=== Requirements ===
Search the data for the word "JSON" and copy every line where it occurs.

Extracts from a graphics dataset
━━━━━━━━━━━━━━━━
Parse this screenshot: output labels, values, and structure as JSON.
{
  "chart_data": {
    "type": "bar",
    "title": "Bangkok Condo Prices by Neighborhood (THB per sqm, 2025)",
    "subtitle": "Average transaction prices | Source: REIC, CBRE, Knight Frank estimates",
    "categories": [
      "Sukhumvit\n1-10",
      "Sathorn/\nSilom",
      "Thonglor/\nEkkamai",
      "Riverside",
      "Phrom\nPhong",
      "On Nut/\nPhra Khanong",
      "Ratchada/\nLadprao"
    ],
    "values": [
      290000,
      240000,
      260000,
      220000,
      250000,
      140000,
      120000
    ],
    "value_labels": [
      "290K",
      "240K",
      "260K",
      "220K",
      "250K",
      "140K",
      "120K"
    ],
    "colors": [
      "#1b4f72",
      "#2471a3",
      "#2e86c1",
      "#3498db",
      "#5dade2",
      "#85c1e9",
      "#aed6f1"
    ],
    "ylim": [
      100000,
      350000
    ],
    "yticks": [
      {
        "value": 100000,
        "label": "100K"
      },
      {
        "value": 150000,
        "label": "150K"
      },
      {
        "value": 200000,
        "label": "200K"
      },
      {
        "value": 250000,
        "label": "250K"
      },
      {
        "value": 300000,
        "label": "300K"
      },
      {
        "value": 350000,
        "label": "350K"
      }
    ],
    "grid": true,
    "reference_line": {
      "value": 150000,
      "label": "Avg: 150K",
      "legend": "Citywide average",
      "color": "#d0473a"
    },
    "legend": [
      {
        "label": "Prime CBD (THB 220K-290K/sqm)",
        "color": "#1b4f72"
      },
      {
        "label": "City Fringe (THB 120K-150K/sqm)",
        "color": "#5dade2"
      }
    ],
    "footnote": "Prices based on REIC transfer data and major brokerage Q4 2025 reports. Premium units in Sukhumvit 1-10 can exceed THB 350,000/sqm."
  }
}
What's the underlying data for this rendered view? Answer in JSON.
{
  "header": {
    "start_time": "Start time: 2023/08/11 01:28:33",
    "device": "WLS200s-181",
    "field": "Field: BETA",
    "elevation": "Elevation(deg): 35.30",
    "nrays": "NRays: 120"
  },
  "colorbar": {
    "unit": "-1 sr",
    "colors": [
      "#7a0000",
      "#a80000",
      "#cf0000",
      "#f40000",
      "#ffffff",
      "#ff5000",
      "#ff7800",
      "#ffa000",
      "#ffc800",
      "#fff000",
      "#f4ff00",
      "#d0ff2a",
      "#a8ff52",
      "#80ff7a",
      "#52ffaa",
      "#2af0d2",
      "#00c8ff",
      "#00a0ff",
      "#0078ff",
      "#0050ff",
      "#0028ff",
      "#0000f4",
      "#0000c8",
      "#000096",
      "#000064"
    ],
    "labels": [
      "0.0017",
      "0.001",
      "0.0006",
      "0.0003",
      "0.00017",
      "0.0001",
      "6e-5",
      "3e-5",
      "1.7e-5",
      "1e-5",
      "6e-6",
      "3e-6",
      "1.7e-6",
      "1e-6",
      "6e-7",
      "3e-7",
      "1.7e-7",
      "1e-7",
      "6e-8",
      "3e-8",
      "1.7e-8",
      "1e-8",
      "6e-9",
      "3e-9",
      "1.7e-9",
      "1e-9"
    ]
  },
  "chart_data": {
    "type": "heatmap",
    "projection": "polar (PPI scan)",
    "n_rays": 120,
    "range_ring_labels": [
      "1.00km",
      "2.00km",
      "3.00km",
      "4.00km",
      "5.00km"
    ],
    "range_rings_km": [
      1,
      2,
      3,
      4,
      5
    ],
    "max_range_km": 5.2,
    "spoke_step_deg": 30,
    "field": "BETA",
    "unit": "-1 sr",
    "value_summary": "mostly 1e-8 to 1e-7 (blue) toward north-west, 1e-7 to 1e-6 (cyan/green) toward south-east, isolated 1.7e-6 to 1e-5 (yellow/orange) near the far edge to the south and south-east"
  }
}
━━━━━━━━━━━━━━━━
=== Exercise answer ===
Parse this screenshot: output labels, values, and structure as JSON.
What's the underlying data for this rendered view? Answer in JSON.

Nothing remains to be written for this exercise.